Listed records:
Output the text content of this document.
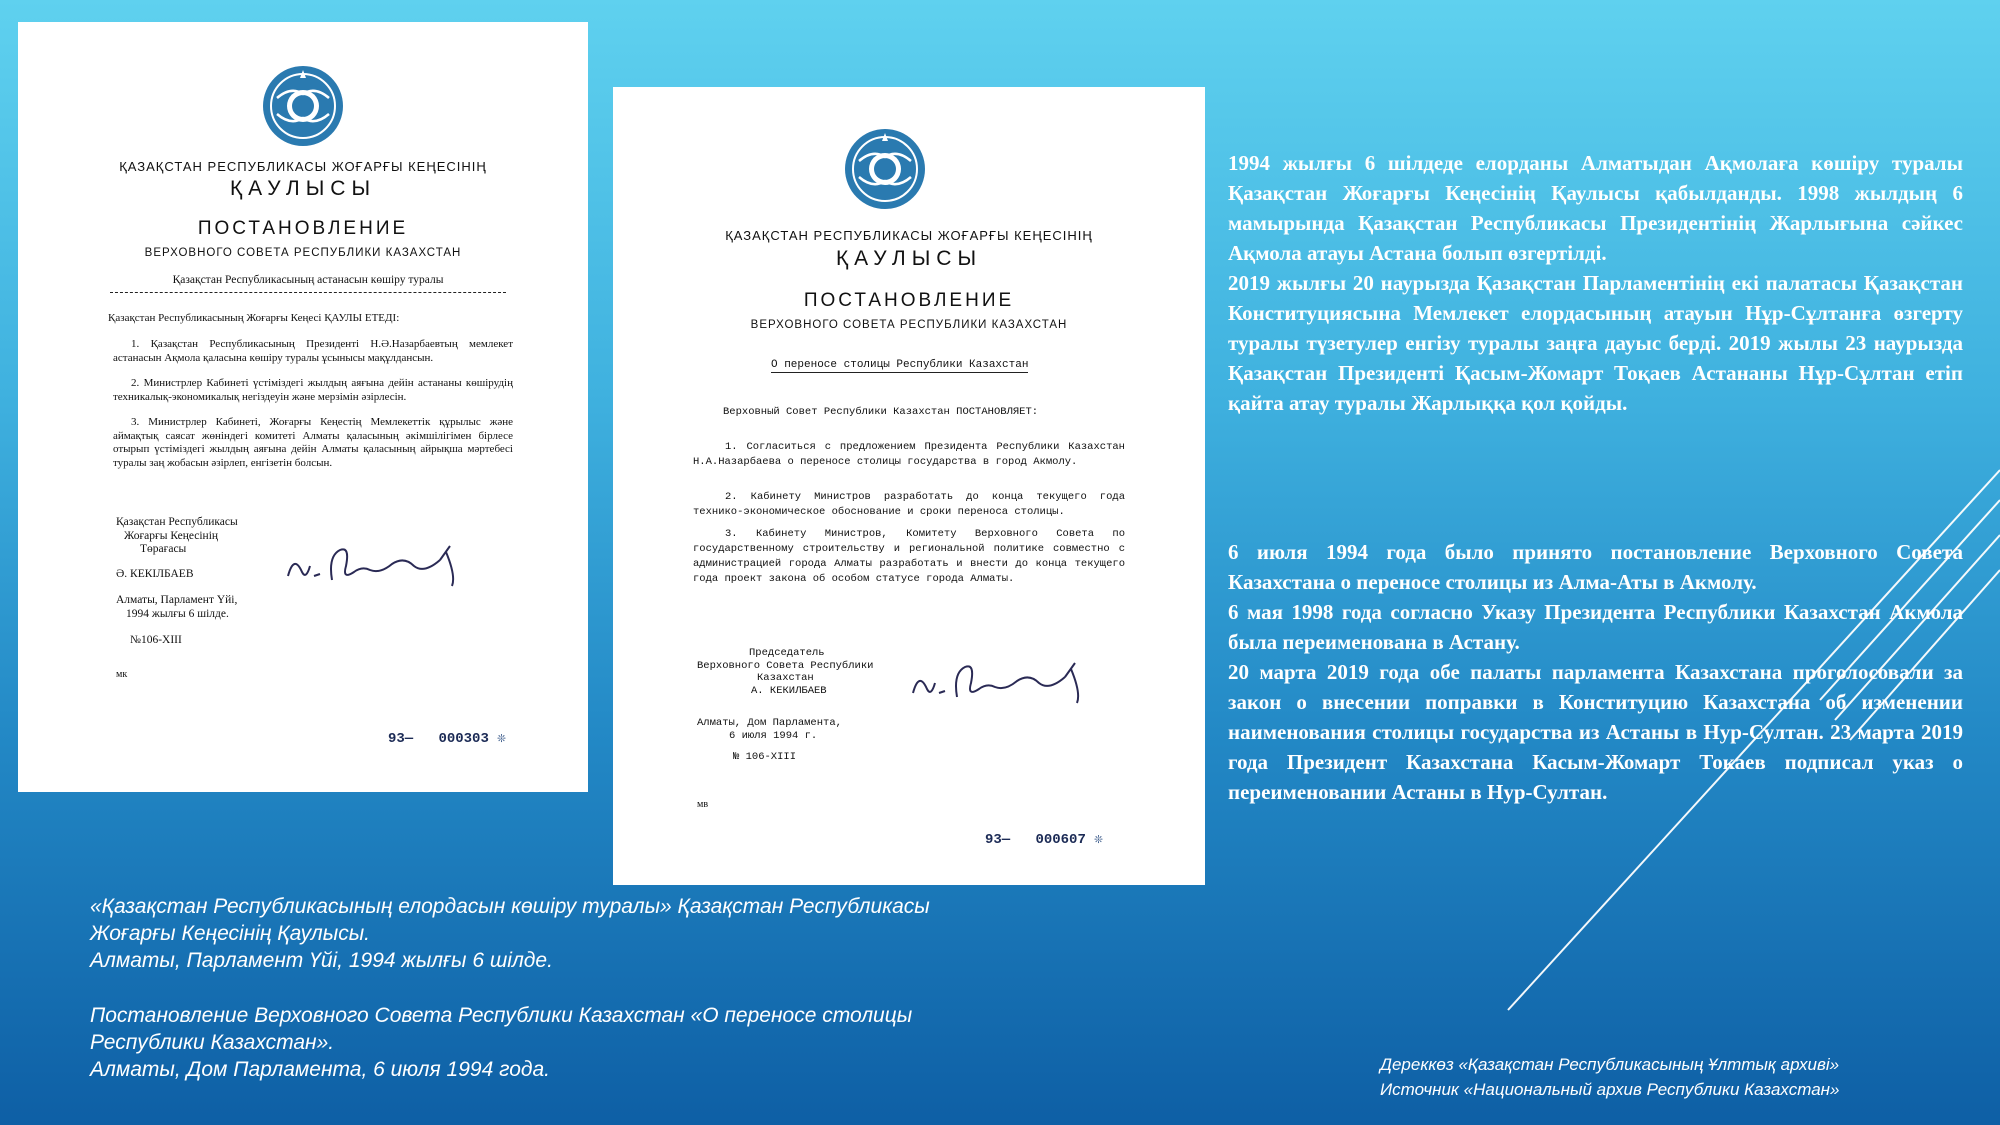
ҚАЗАҚСТАН РЕСПУБЛИКАСЫ ЖОҒАРҒЫ КЕҢЕСІНІҢ
ҚАУЛЫСЫ
ПОСТАНОВЛЕНИЕ
ВЕРХОВНОГО СОВЕТА РЕСПУБЛИКИ КАЗАХСТАН
Қазақстан Республикасының астанасын көшіру туралы
Қазақстан Республикасының Жоғарғы Кеңесі ҚАУЛЫ ЕТЕДІ:

1. Қазақстан Республикасының Президенті Н.Ә.Назарбаевтың мемлекет астанасын Ақмола қаласына көшіру туралы ұсынысы мақұлдансын.

2. Министрлер Кабинеті үстіміздегі жылдың аяғына дейін астананы көшірудің техникалық-экономикалық негіздеуін және мерзімін әзірлесін.

3. Министрлер Кабинеті, Жоғарғы Кеңестің Мемлекеттік құрылыс және аймақтық саясат жөніндегі комитеті Алматы қаласының әкімшілігімен бірлесе отырып үстіміздегі жылдың аяғына дейін Алматы қаласының айрықша мәртебесі туралы заң жобасын әзірлеп, енгізетін болсын.

Қазақстан Республикасы
Жоғарғы Кеңесінің
Төрағасы
Ә. КЕКІЛБАЕВ
Алматы, Парламент Үйі,
1994 жылғы 6 шілде.
№106-XIII
мк
93— 000303 ❊
ҚАЗАҚСТАН РЕСПУБЛИКАСЫ ЖОҒАРҒЫ КЕҢЕСІНІҢ
ҚАУЛЫСЫ
ПОСТАНОВЛЕНИЕ
ВЕРХОВНОГО СОВЕТА РЕСПУБЛИКИ КАЗАХСТАН
О переносе столицы Республики Казахстан
Верховный Совет Республики Казахстан ПОСТАНОВЛЯЕТ:

1. Согласиться с предложением Президента Республики Казахстан Н.А.Назарбаева о переносе столицы государства в город Акмолу.

2. Кабинету Министров разработать до конца текущего года технико-экономическое обоснование и сроки переноса столицы.

3. Кабинету Министров, Комитету Верховного Совета по государственному строительству и региональной политике совместно с администрацией города Алматы разработать и внести до конца текущего года проект закона об особом статусе города Алматы.

Председатель
Верховного Совета Республики
Казахстан
А. КЕКИЛБАЕВ
Алматы, Дом Парламента,
6 июля 1994 г.
№ 106-XIII
мв
93— 000607 ❊
1994 жылғы 6 шілдеде елорданы Алматыдан Ақмолаға көшіру туралы Қазақстан Жоғарғы Кеңесінің Қаулысы қабылданды. 1998 жылдың 6 мамырында Қазақстан Республикасы Президентінің Жарлығына сәйкес Ақмола атауы Астана болып өзгертілді.
2019 жылғы 20 наурызда Қазақстан Парламентінің екі палатасы Қазақстан Конституциясына Мемлекет елордасының атауын Нұр-Сұлтанға өзгерту туралы түзетулер енгізу туралы заңға дауыс берді. 2019 жылы 23 наурызда Қазақстан Президенті Қасым-Жомарт Тоқаев Астананы Нұр-Сұлтан етіп қайта атау туралы Жарлыққа қол қойды.
6 июля 1994 года было принято постановление Верховного Совета Казахстана о переносе столицы из Алма-Аты в Акмолу.
6 мая 1998 года согласно Указу Президента Республики Казахстан Акмола была переименована в Астану.
20 марта 2019 года обе палаты парламента Казахстана проголосовали за закон о внесении поправки в Конституцию Казахстана об изменении наименования столицы государства из Астаны в Нур-Султан. 23 марта 2019 года Президент Казахстана Касым-Жомарт Токаев подписал указ о переименовании Астаны в Нур-Султан.
«Қазақстан Республикасының елордасын көшіру туралы» Қазақстан Республикасы
Жоғарғы Кеңесінің Қаулысы.
Алматы, Парламент Үйі, 1994 жылғы 6 шілде.
Постановление Верховного Совета Республики Казахстан «О переносе столицы
Республики Казахстан».
Алматы, Дом Парламента, 6 июля 1994 года.	Дереккөз «Қазақстан Республикасының Ұлттық архиві»
Источник «Национальный архив Республики Казахстан»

Required work:
Can the entries above be repeated exactly, without their pictures?

Result for this task:
Output the text content of this document.
ҚАЗАҚСТАН РЕСПУБЛИКАСЫ ЖОҒАРҒЫ КЕҢЕСІНІҢ
ҚАУЛЫСЫ
ПОСТАНОВЛЕНИЕ
ВЕРХОВНОГО СОВЕТА РЕСПУБЛИКИ КАЗАХСТАН
Қазақстан Республикасының астанасын көшіру туралы
Қазақстан Республикасының Жоғарғы Кеңесі ҚАУЛЫ ЕТЕДІ:

1. Қазақстан Республикасының Президенті Н.Ә.Назарбаевтың мемлекет астанасын Ақмола қаласына көшіру туралы ұсынысы мақұлдансын.

2. Министрлер Кабинеті үстіміздегі жылдың аяғына дейін астананы көшірудің техникалық-экономикалық негіздеуін және мерзімін әзірлесін.

3. Министрлер Кабинеті, Жоғарғы Кеңестің Мемлекеттік құрылыс және аймақтық саясат жөніндегі комитеті Алматы қаласының әкімшілігімен бірлесе отырып үстіміздегі жылдың аяғына дейін Алматы қаласының айрықша мәртебесі туралы заң жобасын әзірлеп, енгізетін болсын.

Қазақстан Республикасы
Жоғарғы Кеңесінің
Төрағасы
Ә. КЕКІЛБАЕВ
Алматы, Парламент Үйі,
1994 жылғы 6 шілде.
№106-XIII
мк
93— 000303 ❊
ҚАЗАҚСТАН РЕСПУБЛИКАСЫ ЖОҒАРҒЫ КЕҢЕСІНІҢ
ҚАУЛЫСЫ
ПОСТАНОВЛЕНИЕ
ВЕРХОВНОГО СОВЕТА РЕСПУБЛИКИ КАЗАХСТАН
О переносе столицы Республики Казахстан
Верховный Совет Республики Казахстан ПОСТАНОВЛЯЕТ:

1. Согласиться с предложением Президента Республики Казахстан Н.А.Назарбаева о переносе столицы государства в город Акмолу.

2. Кабинету Министров разработать до конца текущего года технико-экономическое обоснование и сроки переноса столицы.

3. Кабинету Министров, Комитету Верховного Совета по государственному строительству и региональной политике совместно с администрацией города Алматы разработать и внести до конца текущего года проект закона об особом статусе города Алматы.

Председатель
Верховного Совета Республики
Казахстан
А. КЕКИЛБАЕВ
Алматы, Дом Парламента,
6 июля 1994 г.
№ 106-XIII
мв
93— 000607 ❊
1994 жылғы 6 шілдеде елорданы Алматыдан Ақмолаға көшіру туралы Қазақстан Жоғарғы Кеңесінің Қаулысы қабылданды. 1998 жылдың 6 мамырында Қазақстан Республикасы Президентінің Жарлығына сәйкес Ақмола атауы Астана болып өзгертілді.
2019 жылғы 20 наурызда Қазақстан Парламентінің екі палатасы Қазақстан Конституциясына Мемлекет елордасының атауын Нұр-Сұлтанға өзгерту туралы түзетулер енгізу туралы заңға дауыс берді. 2019 жылы 23 наурызда Қазақстан Президенті Қасым-Жомарт Тоқаев Астананы Нұр-Сұлтан етіп қайта атау туралы Жарлыққа қол қойды.
6 июля 1994 года было принято постановление Верховного Совета Казахстана о переносе столицы из Алма-Аты в Акмолу.
6 мая 1998 года согласно Указу Президента Республики Казахстан Акмола была переименована в Астану.
20 марта 2019 года обе палаты парламента Казахстана проголосовали за закон о внесении поправки в Конституцию Казахстана об изменении наименования столицы государства из Астаны в Нур-Султан. 23 марта 2019 года Президент Казахстана Касым-Жомарт Токаев подписал указ о переименовании Астаны в Нур-Султан.
«Қазақстан Республикасының елордасын көшіру туралы» Қазақстан Республикасы
Жоғарғы Кеңесінің Қаулысы.
Алматы, Парламент Үйі, 1994 жылғы 6 шілде.
Постановление Верховного Совета Республики Казахстан «О переносе столицы
Республики Казахстан».
Алматы, Дом Парламента, 6 июля 1994 года.	Дереккөз «Қазақстан Республикасының Ұлттық архиві»
Источник «Национальный архив Республики Казахстан»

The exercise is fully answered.